[WHAT IS BEING ASKED] Of all the lines in the records below, how many hold the word "name"? Give the number alone.

[Collected data entries]
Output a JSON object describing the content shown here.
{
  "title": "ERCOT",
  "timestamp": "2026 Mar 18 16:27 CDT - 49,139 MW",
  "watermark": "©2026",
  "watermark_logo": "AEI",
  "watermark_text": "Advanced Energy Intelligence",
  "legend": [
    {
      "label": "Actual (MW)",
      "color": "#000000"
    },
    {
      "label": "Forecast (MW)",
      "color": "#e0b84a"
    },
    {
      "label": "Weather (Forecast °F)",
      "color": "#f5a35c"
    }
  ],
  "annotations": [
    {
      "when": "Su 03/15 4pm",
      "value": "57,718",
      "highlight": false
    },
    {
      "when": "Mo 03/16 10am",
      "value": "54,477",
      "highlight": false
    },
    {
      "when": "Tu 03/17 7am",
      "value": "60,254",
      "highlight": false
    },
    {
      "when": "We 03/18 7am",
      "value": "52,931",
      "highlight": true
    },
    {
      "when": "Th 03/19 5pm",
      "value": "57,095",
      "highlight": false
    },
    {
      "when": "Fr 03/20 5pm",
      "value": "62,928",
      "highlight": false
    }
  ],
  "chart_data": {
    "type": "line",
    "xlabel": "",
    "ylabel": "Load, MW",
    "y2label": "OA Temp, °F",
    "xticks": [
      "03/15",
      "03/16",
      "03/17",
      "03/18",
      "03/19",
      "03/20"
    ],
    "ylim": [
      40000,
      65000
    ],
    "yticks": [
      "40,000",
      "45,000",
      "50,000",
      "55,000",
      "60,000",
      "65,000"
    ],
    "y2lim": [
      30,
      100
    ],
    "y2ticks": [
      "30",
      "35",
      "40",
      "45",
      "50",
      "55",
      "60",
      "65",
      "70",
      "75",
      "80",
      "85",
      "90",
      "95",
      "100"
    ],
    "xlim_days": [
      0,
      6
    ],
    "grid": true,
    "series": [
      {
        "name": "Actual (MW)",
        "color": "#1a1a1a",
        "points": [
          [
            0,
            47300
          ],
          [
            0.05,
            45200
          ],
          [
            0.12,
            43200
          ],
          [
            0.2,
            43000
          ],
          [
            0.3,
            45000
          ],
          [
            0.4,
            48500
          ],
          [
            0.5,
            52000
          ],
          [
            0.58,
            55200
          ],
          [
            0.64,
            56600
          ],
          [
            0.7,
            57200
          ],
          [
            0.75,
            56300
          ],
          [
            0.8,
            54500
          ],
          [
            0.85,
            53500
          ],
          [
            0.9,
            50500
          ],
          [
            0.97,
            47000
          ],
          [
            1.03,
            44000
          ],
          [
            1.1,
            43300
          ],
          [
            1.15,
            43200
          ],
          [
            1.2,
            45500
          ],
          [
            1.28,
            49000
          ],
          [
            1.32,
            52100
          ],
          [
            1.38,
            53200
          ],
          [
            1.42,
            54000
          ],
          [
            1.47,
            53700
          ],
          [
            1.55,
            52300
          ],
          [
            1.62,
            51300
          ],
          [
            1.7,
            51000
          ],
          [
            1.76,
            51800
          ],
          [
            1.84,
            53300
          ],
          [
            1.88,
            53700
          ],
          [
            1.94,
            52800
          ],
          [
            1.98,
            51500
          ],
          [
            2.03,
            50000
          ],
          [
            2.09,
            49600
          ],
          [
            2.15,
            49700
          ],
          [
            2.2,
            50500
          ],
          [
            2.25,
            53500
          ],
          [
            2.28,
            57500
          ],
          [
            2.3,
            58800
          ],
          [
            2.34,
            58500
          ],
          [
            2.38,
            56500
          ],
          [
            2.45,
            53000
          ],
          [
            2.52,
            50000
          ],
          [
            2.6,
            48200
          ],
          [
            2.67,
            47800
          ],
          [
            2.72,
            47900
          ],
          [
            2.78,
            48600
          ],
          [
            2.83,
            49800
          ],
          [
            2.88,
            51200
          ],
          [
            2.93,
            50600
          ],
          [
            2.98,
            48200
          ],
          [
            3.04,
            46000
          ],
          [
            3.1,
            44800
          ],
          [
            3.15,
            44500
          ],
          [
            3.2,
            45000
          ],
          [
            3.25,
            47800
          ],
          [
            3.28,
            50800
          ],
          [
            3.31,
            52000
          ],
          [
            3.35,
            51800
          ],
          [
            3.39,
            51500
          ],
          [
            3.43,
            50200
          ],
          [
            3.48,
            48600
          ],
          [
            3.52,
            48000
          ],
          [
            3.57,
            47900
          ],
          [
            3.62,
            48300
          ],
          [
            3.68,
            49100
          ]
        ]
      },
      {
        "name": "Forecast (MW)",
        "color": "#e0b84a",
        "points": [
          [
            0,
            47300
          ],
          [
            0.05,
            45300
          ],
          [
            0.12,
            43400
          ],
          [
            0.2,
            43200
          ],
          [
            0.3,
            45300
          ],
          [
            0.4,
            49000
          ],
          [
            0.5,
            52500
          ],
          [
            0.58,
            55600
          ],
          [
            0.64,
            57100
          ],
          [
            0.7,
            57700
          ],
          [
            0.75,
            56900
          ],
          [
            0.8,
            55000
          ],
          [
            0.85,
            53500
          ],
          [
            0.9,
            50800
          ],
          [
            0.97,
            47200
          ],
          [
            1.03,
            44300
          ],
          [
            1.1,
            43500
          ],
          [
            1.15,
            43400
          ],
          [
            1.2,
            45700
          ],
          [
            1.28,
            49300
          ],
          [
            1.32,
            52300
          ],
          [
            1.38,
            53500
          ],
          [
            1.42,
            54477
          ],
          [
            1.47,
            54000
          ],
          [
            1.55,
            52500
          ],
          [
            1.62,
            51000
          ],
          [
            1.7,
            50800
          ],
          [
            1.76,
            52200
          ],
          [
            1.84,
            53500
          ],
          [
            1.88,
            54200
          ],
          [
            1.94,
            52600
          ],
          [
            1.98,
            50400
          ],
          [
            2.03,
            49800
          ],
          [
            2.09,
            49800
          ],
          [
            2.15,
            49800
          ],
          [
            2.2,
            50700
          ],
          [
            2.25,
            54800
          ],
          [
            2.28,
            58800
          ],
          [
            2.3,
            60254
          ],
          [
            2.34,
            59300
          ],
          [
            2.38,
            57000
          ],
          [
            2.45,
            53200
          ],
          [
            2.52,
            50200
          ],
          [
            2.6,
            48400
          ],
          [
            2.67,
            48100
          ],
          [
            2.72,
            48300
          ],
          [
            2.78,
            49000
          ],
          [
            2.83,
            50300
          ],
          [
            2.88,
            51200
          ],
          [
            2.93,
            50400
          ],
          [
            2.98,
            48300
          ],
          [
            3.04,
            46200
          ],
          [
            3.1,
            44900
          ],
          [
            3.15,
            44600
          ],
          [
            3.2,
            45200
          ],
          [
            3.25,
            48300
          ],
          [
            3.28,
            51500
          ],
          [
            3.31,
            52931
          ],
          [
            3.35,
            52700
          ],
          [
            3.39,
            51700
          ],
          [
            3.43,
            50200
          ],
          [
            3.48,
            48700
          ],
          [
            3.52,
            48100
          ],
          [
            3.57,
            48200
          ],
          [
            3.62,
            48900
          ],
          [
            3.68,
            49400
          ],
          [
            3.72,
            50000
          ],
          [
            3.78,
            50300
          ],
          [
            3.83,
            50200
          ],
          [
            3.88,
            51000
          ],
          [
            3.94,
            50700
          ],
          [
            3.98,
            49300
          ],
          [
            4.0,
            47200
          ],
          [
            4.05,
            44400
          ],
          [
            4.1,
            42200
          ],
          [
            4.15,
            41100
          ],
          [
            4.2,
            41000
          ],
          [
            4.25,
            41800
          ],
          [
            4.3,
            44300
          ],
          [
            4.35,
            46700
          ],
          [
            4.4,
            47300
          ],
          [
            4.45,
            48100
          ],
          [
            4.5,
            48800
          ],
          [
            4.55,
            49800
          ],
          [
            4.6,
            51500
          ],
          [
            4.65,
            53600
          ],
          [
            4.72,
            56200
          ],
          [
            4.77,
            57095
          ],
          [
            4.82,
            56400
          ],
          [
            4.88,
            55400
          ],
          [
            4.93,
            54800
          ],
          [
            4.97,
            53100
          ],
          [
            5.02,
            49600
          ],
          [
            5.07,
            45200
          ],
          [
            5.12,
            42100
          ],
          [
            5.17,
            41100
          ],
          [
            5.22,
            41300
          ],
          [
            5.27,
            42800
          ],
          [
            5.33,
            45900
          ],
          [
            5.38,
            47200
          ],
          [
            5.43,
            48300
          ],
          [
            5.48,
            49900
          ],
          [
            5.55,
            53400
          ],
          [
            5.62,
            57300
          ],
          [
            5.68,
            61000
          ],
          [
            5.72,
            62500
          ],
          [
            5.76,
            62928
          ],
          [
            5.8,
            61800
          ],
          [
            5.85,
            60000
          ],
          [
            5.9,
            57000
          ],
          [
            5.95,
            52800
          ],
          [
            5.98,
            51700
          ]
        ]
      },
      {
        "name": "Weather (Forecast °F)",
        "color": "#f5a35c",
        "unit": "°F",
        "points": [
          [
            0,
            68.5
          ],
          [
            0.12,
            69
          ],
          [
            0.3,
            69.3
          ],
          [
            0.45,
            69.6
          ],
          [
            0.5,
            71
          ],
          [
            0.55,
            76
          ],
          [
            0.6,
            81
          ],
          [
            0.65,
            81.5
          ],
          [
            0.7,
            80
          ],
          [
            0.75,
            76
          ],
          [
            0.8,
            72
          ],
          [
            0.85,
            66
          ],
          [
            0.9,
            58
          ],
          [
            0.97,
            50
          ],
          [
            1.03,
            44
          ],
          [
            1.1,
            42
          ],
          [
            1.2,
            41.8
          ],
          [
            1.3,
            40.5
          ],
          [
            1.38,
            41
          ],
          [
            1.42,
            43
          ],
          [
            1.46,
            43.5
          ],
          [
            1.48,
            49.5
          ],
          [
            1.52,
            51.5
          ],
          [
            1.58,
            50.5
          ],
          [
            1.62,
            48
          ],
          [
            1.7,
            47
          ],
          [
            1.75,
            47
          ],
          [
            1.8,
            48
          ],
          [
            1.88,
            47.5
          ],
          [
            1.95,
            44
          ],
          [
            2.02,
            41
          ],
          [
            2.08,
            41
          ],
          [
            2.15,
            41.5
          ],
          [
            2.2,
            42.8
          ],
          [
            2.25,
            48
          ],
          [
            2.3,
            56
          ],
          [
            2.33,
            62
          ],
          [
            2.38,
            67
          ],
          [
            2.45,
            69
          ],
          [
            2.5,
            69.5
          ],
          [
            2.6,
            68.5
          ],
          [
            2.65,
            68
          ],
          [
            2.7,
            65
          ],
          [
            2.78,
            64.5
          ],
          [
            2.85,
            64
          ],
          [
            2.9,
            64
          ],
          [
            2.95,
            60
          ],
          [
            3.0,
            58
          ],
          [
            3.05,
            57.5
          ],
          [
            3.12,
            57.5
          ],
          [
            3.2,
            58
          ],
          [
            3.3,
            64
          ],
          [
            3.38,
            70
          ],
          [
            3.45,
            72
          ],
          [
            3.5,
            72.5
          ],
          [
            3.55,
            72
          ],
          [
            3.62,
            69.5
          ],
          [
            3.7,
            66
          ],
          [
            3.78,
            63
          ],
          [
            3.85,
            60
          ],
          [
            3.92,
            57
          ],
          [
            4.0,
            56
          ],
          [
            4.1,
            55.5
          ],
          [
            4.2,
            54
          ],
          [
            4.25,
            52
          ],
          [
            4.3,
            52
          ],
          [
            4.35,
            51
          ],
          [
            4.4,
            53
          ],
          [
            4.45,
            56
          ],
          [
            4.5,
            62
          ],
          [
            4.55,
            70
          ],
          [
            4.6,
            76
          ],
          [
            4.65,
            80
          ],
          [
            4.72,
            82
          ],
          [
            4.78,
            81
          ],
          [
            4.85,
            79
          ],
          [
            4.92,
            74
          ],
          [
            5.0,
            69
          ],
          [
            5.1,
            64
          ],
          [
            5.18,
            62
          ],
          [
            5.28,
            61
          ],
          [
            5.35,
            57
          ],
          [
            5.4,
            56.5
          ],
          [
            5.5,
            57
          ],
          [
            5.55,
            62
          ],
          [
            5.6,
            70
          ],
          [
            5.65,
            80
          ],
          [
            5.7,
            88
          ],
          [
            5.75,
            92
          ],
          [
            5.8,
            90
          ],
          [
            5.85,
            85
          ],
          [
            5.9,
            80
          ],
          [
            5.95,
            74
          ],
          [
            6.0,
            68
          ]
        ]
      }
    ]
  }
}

[RESULT] 3